_Exercise description_: List the lines of this listing that hold the word "solides".

_Supplied material_:
........
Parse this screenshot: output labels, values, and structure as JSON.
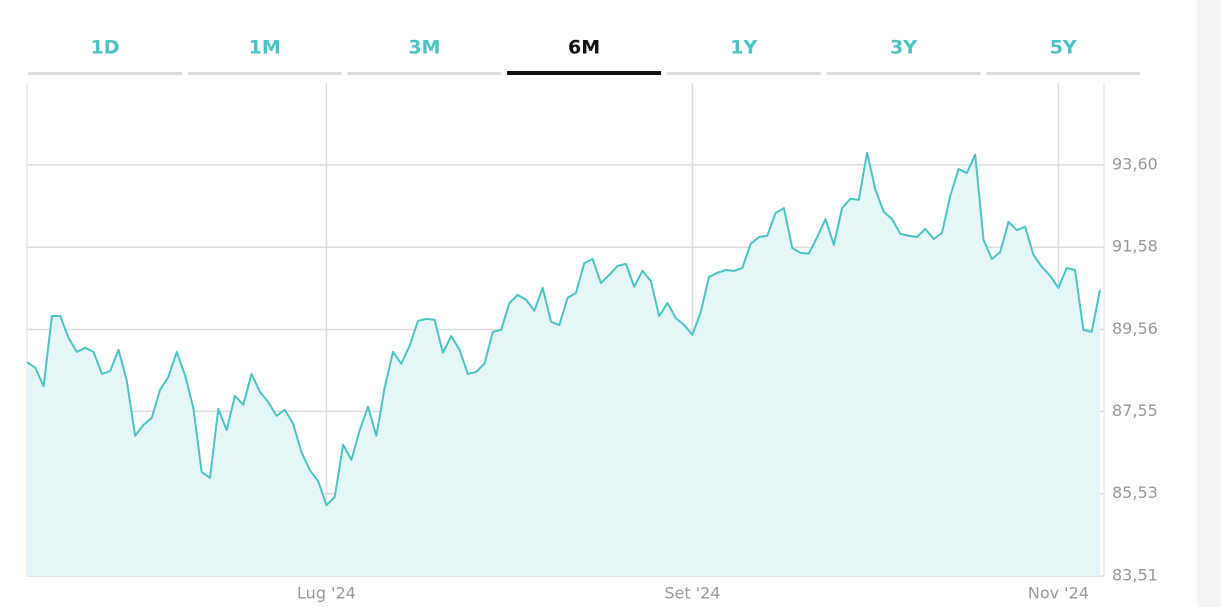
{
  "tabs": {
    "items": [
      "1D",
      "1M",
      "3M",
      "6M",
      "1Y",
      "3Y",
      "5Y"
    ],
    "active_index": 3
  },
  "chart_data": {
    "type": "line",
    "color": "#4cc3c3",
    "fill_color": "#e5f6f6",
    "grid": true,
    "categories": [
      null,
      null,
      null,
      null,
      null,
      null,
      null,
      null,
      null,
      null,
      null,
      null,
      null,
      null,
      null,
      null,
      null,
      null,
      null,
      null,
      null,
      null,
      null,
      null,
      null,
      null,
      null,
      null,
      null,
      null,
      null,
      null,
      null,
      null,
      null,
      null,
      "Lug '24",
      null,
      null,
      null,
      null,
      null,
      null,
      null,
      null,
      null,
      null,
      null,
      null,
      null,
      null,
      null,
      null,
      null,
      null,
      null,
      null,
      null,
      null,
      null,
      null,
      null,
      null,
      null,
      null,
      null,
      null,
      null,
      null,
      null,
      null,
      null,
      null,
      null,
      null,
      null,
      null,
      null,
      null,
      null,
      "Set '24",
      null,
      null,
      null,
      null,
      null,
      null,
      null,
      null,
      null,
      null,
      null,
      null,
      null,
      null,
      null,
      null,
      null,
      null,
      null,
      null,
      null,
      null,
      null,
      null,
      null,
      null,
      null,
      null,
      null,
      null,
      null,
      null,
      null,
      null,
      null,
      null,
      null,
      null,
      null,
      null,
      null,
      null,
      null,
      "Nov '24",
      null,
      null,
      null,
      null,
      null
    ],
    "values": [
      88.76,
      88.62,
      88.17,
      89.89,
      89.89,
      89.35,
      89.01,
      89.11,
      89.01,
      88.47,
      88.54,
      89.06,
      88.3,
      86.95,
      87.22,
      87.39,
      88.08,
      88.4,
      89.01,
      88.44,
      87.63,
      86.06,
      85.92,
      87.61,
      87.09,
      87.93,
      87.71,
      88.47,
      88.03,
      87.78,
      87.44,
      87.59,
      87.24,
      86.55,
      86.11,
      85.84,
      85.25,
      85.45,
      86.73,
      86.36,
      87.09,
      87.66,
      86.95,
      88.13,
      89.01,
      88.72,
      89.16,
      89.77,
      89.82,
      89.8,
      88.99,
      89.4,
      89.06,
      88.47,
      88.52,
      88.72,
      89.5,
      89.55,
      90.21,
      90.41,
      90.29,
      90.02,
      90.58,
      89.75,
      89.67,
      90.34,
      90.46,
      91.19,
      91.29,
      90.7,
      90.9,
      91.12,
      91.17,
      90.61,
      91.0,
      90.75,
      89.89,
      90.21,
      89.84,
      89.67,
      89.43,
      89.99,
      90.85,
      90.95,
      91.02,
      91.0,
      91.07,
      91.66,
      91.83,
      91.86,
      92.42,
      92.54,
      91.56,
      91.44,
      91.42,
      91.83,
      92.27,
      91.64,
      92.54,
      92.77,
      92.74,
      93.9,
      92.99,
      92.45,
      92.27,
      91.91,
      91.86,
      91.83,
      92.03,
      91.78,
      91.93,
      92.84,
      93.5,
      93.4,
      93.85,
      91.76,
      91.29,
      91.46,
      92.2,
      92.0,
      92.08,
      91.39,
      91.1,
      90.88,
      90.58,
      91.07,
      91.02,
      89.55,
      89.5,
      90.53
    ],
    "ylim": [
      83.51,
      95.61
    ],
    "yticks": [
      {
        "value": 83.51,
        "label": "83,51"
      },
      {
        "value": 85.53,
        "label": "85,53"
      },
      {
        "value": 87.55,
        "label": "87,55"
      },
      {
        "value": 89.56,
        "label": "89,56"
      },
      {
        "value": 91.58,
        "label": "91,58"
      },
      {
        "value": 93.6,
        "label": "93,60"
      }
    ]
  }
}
........
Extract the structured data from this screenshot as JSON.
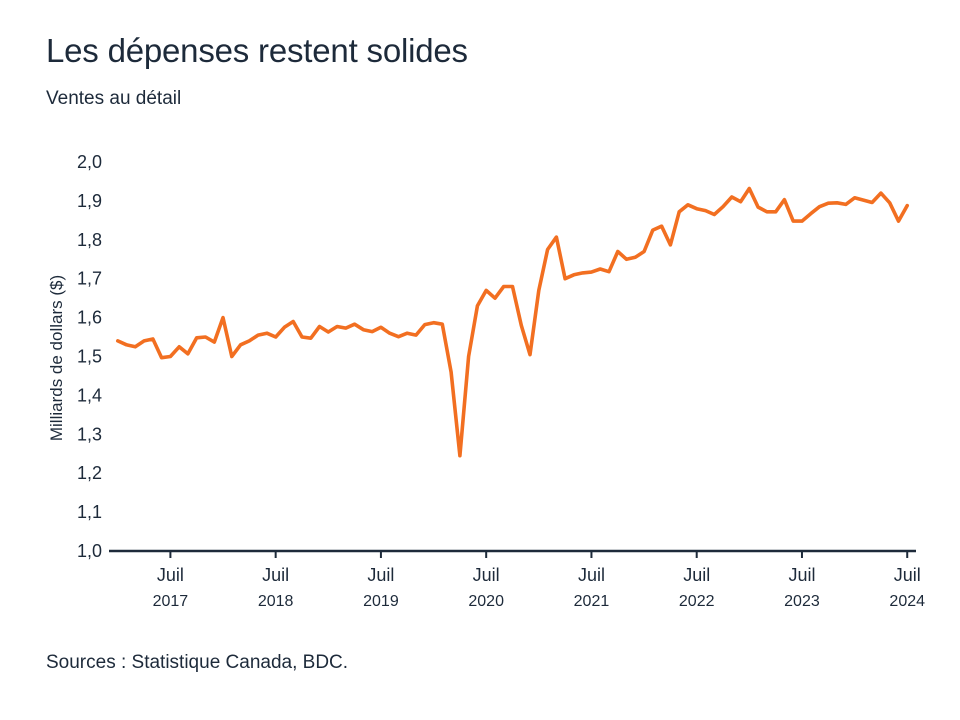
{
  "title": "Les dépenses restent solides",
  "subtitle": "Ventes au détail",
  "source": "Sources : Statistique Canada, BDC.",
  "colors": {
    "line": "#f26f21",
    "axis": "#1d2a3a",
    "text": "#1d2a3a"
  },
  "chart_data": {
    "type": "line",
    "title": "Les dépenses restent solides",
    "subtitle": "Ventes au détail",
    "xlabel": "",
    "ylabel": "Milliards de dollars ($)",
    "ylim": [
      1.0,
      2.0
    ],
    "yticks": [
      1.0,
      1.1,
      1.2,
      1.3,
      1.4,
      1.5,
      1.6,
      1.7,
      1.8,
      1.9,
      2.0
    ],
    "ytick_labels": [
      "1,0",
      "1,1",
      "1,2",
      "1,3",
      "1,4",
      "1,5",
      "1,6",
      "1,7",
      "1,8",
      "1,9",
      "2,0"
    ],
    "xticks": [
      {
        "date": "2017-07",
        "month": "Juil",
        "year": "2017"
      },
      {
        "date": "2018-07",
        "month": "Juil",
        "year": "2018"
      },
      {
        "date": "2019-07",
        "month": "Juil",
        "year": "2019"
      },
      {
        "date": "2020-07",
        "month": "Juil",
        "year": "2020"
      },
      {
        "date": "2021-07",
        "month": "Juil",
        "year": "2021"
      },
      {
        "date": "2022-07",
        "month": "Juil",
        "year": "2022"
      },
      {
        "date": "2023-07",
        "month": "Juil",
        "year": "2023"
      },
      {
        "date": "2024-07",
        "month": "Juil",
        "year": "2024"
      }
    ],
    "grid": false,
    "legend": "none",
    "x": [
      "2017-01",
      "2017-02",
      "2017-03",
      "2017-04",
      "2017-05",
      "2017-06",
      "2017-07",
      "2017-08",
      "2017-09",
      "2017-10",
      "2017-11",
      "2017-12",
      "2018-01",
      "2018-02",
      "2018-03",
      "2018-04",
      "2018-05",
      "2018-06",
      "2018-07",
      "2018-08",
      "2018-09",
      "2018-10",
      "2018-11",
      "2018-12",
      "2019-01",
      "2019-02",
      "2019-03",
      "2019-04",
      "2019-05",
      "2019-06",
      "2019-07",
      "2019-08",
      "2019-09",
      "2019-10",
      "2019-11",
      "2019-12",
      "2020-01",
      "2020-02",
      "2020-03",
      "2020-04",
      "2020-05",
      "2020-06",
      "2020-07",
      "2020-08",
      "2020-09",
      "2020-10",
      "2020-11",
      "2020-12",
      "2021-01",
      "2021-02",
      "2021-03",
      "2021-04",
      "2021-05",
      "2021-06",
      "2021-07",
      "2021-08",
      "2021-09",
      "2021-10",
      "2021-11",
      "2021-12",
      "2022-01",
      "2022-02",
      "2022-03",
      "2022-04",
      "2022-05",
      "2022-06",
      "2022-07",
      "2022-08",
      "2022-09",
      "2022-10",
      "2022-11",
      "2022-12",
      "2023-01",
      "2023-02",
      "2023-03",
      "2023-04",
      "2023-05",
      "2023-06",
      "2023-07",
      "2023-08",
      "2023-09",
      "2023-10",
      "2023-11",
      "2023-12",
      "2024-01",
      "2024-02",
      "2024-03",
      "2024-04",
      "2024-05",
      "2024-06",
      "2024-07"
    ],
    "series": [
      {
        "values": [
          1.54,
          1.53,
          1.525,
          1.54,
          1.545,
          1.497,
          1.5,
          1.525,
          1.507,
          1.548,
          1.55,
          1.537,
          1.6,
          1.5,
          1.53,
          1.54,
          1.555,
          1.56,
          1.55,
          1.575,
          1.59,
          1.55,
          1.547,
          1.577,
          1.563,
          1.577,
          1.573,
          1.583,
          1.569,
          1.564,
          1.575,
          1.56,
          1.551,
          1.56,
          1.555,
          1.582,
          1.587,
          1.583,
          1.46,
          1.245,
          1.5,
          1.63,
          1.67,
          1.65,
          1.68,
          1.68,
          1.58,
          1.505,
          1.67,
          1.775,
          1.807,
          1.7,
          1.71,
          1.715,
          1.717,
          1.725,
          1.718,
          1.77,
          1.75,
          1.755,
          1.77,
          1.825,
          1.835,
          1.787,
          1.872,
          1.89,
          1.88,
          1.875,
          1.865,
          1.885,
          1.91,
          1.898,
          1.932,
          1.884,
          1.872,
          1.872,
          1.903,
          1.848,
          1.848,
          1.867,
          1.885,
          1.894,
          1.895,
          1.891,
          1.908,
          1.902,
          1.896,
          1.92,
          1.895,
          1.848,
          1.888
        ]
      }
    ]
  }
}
........
_Task response_:
  "title": "Les dépenses restent solides",
    "title": "Les dépenses restent solides",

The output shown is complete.